Description of the task | What is the number of lines holding the word "SURFACE"? Write that number and nothing else.

Input for this task |
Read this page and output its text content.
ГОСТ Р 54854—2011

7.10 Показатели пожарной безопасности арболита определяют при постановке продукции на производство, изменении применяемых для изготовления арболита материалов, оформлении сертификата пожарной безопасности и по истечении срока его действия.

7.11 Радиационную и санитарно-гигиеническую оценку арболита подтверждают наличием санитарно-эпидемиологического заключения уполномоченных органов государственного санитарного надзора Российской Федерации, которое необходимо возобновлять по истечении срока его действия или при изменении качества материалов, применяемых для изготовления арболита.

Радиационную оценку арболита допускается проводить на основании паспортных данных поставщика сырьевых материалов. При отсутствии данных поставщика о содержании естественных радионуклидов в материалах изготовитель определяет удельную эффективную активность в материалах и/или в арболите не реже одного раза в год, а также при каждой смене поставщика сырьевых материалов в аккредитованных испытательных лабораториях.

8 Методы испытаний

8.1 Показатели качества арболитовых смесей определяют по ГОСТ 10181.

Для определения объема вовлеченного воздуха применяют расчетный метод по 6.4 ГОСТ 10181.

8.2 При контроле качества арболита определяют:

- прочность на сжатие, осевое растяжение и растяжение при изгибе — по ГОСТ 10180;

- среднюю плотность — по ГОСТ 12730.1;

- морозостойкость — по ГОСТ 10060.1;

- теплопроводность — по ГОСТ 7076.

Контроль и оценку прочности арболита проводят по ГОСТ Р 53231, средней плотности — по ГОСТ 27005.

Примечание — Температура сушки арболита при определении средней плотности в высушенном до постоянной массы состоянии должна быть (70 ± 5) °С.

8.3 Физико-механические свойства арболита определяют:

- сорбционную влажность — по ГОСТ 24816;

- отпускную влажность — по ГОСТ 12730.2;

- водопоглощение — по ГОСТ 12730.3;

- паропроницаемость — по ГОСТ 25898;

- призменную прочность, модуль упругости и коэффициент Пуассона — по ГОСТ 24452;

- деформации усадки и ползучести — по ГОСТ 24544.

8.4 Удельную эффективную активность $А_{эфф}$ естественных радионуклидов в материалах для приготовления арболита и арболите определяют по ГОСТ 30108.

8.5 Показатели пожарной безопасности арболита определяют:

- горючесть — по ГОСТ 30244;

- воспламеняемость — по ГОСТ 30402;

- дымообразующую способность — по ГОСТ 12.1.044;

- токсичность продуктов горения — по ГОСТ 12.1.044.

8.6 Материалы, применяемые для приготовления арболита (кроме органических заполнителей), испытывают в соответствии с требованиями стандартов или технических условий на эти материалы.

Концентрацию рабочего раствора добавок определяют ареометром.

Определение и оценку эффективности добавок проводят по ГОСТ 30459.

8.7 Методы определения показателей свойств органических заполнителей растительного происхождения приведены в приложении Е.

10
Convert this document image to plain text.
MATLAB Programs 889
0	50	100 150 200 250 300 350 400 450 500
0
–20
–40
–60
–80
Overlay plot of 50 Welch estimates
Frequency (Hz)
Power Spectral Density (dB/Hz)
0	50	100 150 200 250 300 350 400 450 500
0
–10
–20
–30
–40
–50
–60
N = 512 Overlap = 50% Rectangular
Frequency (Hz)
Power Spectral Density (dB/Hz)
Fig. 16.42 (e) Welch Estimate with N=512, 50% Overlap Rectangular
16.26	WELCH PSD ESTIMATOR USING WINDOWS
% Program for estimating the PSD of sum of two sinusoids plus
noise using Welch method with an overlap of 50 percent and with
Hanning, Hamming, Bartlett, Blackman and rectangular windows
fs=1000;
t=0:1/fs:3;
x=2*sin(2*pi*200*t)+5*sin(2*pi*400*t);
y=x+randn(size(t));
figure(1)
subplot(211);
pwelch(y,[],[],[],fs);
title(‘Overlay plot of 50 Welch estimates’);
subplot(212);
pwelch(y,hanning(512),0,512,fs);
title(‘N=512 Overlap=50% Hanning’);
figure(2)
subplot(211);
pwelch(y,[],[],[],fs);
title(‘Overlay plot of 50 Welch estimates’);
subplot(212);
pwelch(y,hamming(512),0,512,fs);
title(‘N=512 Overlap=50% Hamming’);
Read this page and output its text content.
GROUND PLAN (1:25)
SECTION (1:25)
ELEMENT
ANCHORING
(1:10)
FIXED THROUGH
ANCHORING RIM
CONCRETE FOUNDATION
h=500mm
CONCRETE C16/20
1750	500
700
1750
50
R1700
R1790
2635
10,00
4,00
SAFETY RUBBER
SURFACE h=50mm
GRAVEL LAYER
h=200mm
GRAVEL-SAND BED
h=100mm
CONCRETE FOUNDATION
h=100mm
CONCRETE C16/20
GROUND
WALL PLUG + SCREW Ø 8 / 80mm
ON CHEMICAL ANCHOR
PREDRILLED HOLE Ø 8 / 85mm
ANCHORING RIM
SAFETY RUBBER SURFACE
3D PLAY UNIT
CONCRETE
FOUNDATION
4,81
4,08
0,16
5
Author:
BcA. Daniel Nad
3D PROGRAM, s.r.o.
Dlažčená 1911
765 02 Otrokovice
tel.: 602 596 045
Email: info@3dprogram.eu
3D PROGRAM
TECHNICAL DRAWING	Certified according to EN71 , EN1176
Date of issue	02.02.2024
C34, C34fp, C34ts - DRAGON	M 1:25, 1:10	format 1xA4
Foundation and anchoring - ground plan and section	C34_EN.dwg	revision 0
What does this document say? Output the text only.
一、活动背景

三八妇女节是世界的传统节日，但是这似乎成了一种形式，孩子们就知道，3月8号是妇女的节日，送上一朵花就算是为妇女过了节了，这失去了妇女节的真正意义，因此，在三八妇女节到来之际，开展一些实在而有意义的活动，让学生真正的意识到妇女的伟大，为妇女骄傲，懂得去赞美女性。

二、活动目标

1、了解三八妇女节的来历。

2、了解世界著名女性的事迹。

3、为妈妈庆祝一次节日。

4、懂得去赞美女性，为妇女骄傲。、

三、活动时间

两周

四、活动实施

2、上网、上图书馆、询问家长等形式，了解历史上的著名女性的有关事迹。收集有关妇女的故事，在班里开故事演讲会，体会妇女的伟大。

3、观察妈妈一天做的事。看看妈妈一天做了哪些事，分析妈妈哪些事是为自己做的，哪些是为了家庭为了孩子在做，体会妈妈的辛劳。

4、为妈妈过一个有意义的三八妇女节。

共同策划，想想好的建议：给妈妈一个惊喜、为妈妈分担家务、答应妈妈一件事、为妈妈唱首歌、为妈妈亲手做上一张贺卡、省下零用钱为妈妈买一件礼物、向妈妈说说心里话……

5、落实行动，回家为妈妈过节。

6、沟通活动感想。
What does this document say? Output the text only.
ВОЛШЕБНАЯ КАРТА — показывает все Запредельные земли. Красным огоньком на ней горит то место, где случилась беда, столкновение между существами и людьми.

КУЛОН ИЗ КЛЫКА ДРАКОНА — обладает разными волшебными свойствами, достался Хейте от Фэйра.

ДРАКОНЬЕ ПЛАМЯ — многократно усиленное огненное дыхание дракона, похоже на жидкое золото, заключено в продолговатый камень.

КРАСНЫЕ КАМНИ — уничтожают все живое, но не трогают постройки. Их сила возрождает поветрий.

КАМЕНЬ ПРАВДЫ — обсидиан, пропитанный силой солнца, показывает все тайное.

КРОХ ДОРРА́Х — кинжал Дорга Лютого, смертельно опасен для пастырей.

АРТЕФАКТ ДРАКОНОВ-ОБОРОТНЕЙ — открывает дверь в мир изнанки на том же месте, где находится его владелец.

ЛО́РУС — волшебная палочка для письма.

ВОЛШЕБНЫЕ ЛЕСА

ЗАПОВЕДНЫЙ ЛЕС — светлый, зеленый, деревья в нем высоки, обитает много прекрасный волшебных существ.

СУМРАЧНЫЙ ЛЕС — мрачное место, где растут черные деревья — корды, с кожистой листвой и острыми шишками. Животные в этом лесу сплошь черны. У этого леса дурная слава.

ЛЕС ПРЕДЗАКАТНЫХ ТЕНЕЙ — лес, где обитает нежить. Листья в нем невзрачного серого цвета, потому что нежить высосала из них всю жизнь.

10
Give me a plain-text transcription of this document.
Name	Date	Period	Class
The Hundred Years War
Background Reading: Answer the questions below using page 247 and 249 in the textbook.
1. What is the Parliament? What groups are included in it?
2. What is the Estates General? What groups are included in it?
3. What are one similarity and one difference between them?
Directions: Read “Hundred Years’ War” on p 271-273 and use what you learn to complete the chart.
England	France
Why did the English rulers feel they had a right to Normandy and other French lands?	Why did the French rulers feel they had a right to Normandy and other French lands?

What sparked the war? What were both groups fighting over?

Task result | 2